/---
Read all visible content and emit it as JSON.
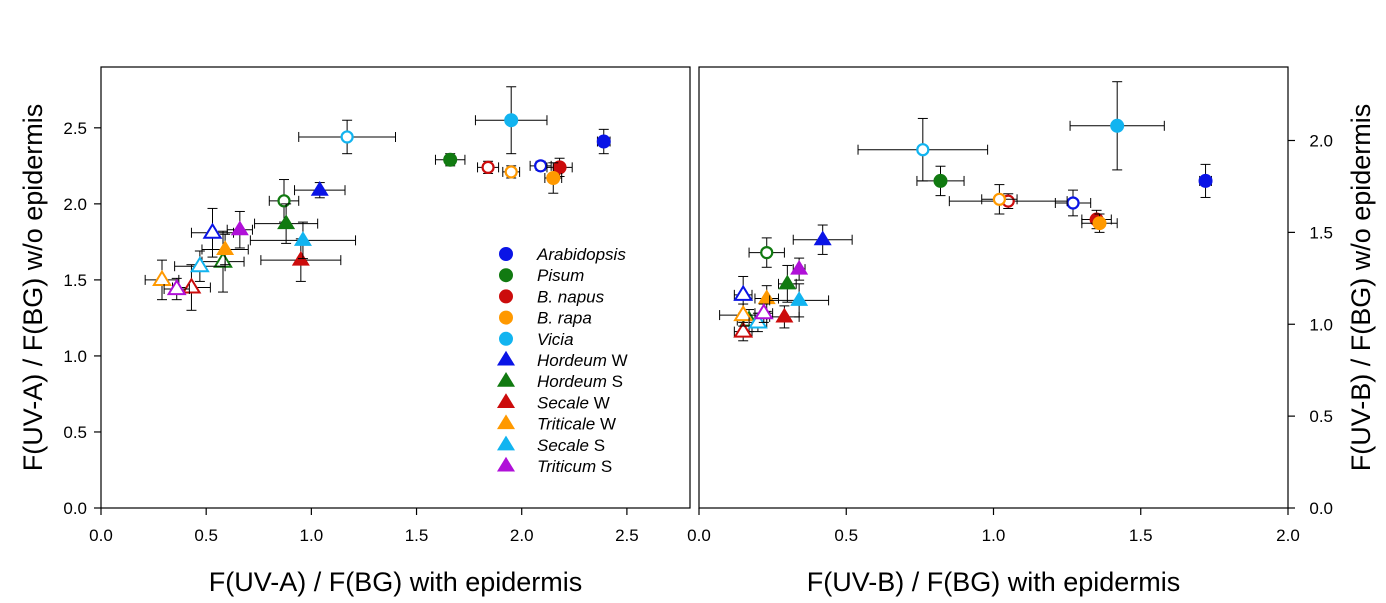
{
  "colors": {
    "Arabidopsis": "#0a14e6",
    "Pisum": "#117a11",
    "B. napus": "#cc0c0c",
    "B. rapa": "#ff9900",
    "Vicia": "#12b4f0",
    "Hordeum W": "#0a14e6",
    "Hordeum S": "#117a11",
    "Secale W": "#cc0c0c",
    "Triticale W": "#ff9900",
    "Secale S": "#12b4f0",
    "Triticum S": "#b010d8"
  },
  "legend": [
    {
      "key": "Arabidopsis",
      "italic": "Arabidopsis",
      "suffix": "",
      "marker": "circle"
    },
    {
      "key": "Pisum",
      "italic": "Pisum",
      "suffix": "",
      "marker": "circle"
    },
    {
      "key": "B. napus",
      "italic": "B. napus",
      "suffix": "",
      "marker": "circle"
    },
    {
      "key": "B. rapa",
      "italic": "B. rapa",
      "suffix": "",
      "marker": "circle"
    },
    {
      "key": "Vicia",
      "italic": "Vicia",
      "suffix": "",
      "marker": "circle"
    },
    {
      "key": "Hordeum W",
      "italic": "Hordeum",
      "suffix": " W",
      "marker": "triangle"
    },
    {
      "key": "Hordeum S",
      "italic": "Hordeum",
      "suffix": " S",
      "marker": "triangle"
    },
    {
      "key": "Secale W",
      "italic": "Secale",
      "suffix": " W",
      "marker": "triangle"
    },
    {
      "key": "Triticale W",
      "italic": "Triticale",
      "suffix": " W",
      "marker": "triangle"
    },
    {
      "key": "Secale S",
      "italic": "Secale",
      "suffix": " S",
      "marker": "triangle"
    },
    {
      "key": "Triticum S",
      "italic": "Triticum",
      "suffix": " S",
      "marker": "triangle"
    }
  ],
  "chart_data": [
    {
      "type": "scatter",
      "title": "",
      "xlabel": "F(UV-A) / F(BG) with epidermis",
      "ylabel": "F(UV-A) / F(BG) w/o epidermis",
      "ylabel_side": "left",
      "xlim": [
        0,
        2.8
      ],
      "ylim": [
        0,
        2.9
      ],
      "xticks": [
        "0.0",
        "0.5",
        "1.0",
        "1.5",
        "2.0",
        "2.5"
      ],
      "yticks": [
        "0.0",
        "0.5",
        "1.0",
        "1.5",
        "2.0",
        "2.5"
      ],
      "grid": false,
      "legend_position": "lower-right",
      "points": [
        {
          "series": "Arabidopsis",
          "marker": "circle",
          "filled": true,
          "x": 2.39,
          "y": 2.41,
          "xerr": 0.03,
          "yerr": 0.08
        },
        {
          "series": "Arabidopsis",
          "marker": "circle",
          "filled": false,
          "x": 2.09,
          "y": 2.25,
          "xerr": 0.05,
          "yerr": 0.03
        },
        {
          "series": "Pisum",
          "marker": "circle",
          "filled": true,
          "x": 1.66,
          "y": 2.29,
          "xerr": 0.07,
          "yerr": 0.04
        },
        {
          "series": "Pisum",
          "marker": "circle",
          "filled": false,
          "x": 0.87,
          "y": 2.02,
          "xerr": 0.07,
          "yerr": 0.14
        },
        {
          "series": "B. napus",
          "marker": "circle",
          "filled": true,
          "x": 2.18,
          "y": 2.24,
          "xerr": 0.06,
          "yerr": 0.06
        },
        {
          "series": "B. napus",
          "marker": "circle",
          "filled": false,
          "x": 1.84,
          "y": 2.24,
          "xerr": 0.05,
          "yerr": 0.04
        },
        {
          "series": "B. rapa",
          "marker": "circle",
          "filled": true,
          "x": 2.15,
          "y": 2.17,
          "xerr": 0.04,
          "yerr": 0.1
        },
        {
          "series": "B. rapa",
          "marker": "circle",
          "filled": false,
          "x": 1.95,
          "y": 2.21,
          "xerr": 0.04,
          "yerr": 0.04
        },
        {
          "series": "Vicia",
          "marker": "circle",
          "filled": true,
          "x": 1.95,
          "y": 2.55,
          "xerr": 0.17,
          "yerr": 0.22
        },
        {
          "series": "Vicia",
          "marker": "circle",
          "filled": false,
          "x": 1.17,
          "y": 2.44,
          "xerr": 0.23,
          "yerr": 0.11
        },
        {
          "series": "Hordeum W",
          "marker": "triangle",
          "filled": true,
          "x": 1.04,
          "y": 2.09,
          "xerr": 0.12,
          "yerr": 0.05
        },
        {
          "series": "Hordeum W",
          "marker": "triangle",
          "filled": false,
          "x": 0.53,
          "y": 1.81,
          "xerr": 0.1,
          "yerr": 0.16
        },
        {
          "series": "Hordeum S",
          "marker": "triangle",
          "filled": true,
          "x": 0.88,
          "y": 1.87,
          "xerr": 0.15,
          "yerr": 0.13
        },
        {
          "series": "Hordeum S",
          "marker": "triangle",
          "filled": false,
          "x": 0.58,
          "y": 1.62,
          "xerr": 0.1,
          "yerr": 0.2
        },
        {
          "series": "Secale W",
          "marker": "triangle",
          "filled": true,
          "x": 0.95,
          "y": 1.63,
          "xerr": 0.19,
          "yerr": 0.14
        },
        {
          "series": "Secale W",
          "marker": "triangle",
          "filled": false,
          "x": 0.43,
          "y": 1.45,
          "xerr": 0.09,
          "yerr": 0.15
        },
        {
          "series": "Triticale W",
          "marker": "triangle",
          "filled": true,
          "x": 0.59,
          "y": 1.7,
          "xerr": 0.11,
          "yerr": 0.1
        },
        {
          "series": "Triticale W",
          "marker": "triangle",
          "filled": false,
          "x": 0.29,
          "y": 1.5,
          "xerr": 0.08,
          "yerr": 0.13
        },
        {
          "series": "Secale S",
          "marker": "triangle",
          "filled": true,
          "x": 0.96,
          "y": 1.76,
          "xerr": 0.25,
          "yerr": 0.12
        },
        {
          "series": "Secale S",
          "marker": "triangle",
          "filled": false,
          "x": 0.47,
          "y": 1.59,
          "xerr": 0.12,
          "yerr": 0.1
        },
        {
          "series": "Triticum S",
          "marker": "triangle",
          "filled": true,
          "x": 0.66,
          "y": 1.83,
          "xerr": 0.06,
          "yerr": 0.12
        },
        {
          "series": "Triticum S",
          "marker": "triangle",
          "filled": false,
          "x": 0.36,
          "y": 1.44,
          "xerr": 0.06,
          "yerr": 0.07
        }
      ]
    },
    {
      "type": "scatter",
      "title": "",
      "xlabel": "F(UV-B) / F(BG) with epidermis",
      "ylabel": "F(UV-B) / F(BG) w/o epidermis",
      "ylabel_side": "right",
      "xlim": [
        0,
        2.0
      ],
      "ylim": [
        0,
        2.4
      ],
      "xticks": [
        "0.0",
        "0.5",
        "1.0",
        "1.5",
        "2.0"
      ],
      "yticks": [
        "0.0",
        "0.5",
        "1.0",
        "1.5",
        "2.0"
      ],
      "grid": false,
      "points": [
        {
          "series": "Arabidopsis",
          "marker": "circle",
          "filled": true,
          "x": 1.72,
          "y": 1.78,
          "xerr": 0.02,
          "yerr": 0.09
        },
        {
          "series": "Arabidopsis",
          "marker": "circle",
          "filled": false,
          "x": 1.27,
          "y": 1.66,
          "xerr": 0.06,
          "yerr": 0.07
        },
        {
          "series": "Pisum",
          "marker": "circle",
          "filled": true,
          "x": 0.82,
          "y": 1.78,
          "xerr": 0.08,
          "yerr": 0.08
        },
        {
          "series": "Pisum",
          "marker": "circle",
          "filled": false,
          "x": 0.23,
          "y": 1.39,
          "xerr": 0.06,
          "yerr": 0.08
        },
        {
          "series": "B. napus",
          "marker": "circle",
          "filled": true,
          "x": 1.35,
          "y": 1.57,
          "xerr": 0.05,
          "yerr": 0.05
        },
        {
          "series": "B. napus",
          "marker": "circle",
          "filled": false,
          "x": 1.05,
          "y": 1.67,
          "xerr": 0.2,
          "yerr": 0.04
        },
        {
          "series": "B. rapa",
          "marker": "circle",
          "filled": true,
          "x": 1.36,
          "y": 1.55,
          "xerr": 0.06,
          "yerr": 0.05
        },
        {
          "series": "B. rapa",
          "marker": "circle",
          "filled": false,
          "x": 1.02,
          "y": 1.68,
          "xerr": 0.06,
          "yerr": 0.08
        },
        {
          "series": "Vicia",
          "marker": "circle",
          "filled": true,
          "x": 1.42,
          "y": 2.08,
          "xerr": 0.16,
          "yerr": 0.24
        },
        {
          "series": "Vicia",
          "marker": "circle",
          "filled": false,
          "x": 0.76,
          "y": 1.95,
          "xerr": 0.22,
          "yerr": 0.17
        },
        {
          "series": "Hordeum W",
          "marker": "triangle",
          "filled": true,
          "x": 0.42,
          "y": 1.46,
          "xerr": 0.1,
          "yerr": 0.08
        },
        {
          "series": "Hordeum W",
          "marker": "triangle",
          "filled": false,
          "x": 0.15,
          "y": 1.16,
          "xerr": 0.03,
          "yerr": 0.1
        },
        {
          "series": "Hordeum S",
          "marker": "triangle",
          "filled": true,
          "x": 0.3,
          "y": 1.22,
          "xerr": 0.03,
          "yerr": 0.1
        },
        {
          "series": "Hordeum S",
          "marker": "triangle",
          "filled": false,
          "x": 0.17,
          "y": 1.02,
          "xerr": 0.04,
          "yerr": 0.06
        },
        {
          "series": "Secale W",
          "marker": "triangle",
          "filled": true,
          "x": 0.29,
          "y": 1.04,
          "xerr": 0.05,
          "yerr": 0.06
        },
        {
          "series": "Secale W",
          "marker": "triangle",
          "filled": false,
          "x": 0.15,
          "y": 0.96,
          "xerr": 0.03,
          "yerr": 0.05
        },
        {
          "series": "Triticale W",
          "marker": "triangle",
          "filled": true,
          "x": 0.23,
          "y": 1.14,
          "xerr": 0.04,
          "yerr": 0.07
        },
        {
          "series": "Triticale W",
          "marker": "triangle",
          "filled": false,
          "x": 0.15,
          "y": 1.05,
          "xerr": 0.08,
          "yerr": 0.06
        },
        {
          "series": "Secale S",
          "marker": "triangle",
          "filled": true,
          "x": 0.34,
          "y": 1.13,
          "xerr": 0.1,
          "yerr": 0.09
        },
        {
          "series": "Secale S",
          "marker": "triangle",
          "filled": false,
          "x": 0.2,
          "y": 1.01,
          "xerr": 0.03,
          "yerr": 0.05
        },
        {
          "series": "Triticum S",
          "marker": "triangle",
          "filled": true,
          "x": 0.34,
          "y": 1.3,
          "xerr": 0.02,
          "yerr": 0.06
        },
        {
          "series": "Triticum S",
          "marker": "triangle",
          "filled": false,
          "x": 0.22,
          "y": 1.06,
          "xerr": 0.03,
          "yerr": 0.05
        }
      ]
    }
  ]
}
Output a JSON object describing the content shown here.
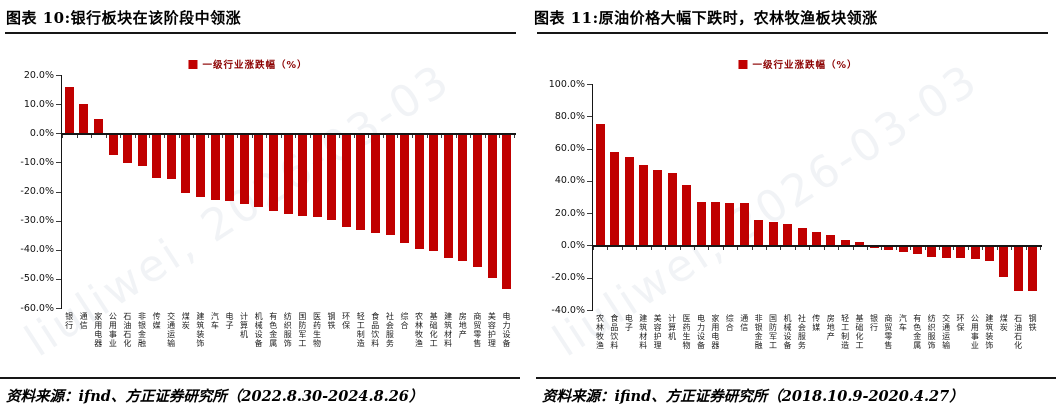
\---
Check each line above for the string "content", then copy the ones that have it.

§ SOLUTION TO THIS EXERCISE:
Read all visible content and emit it as JSON.
Output a JSON object describing the content shown here.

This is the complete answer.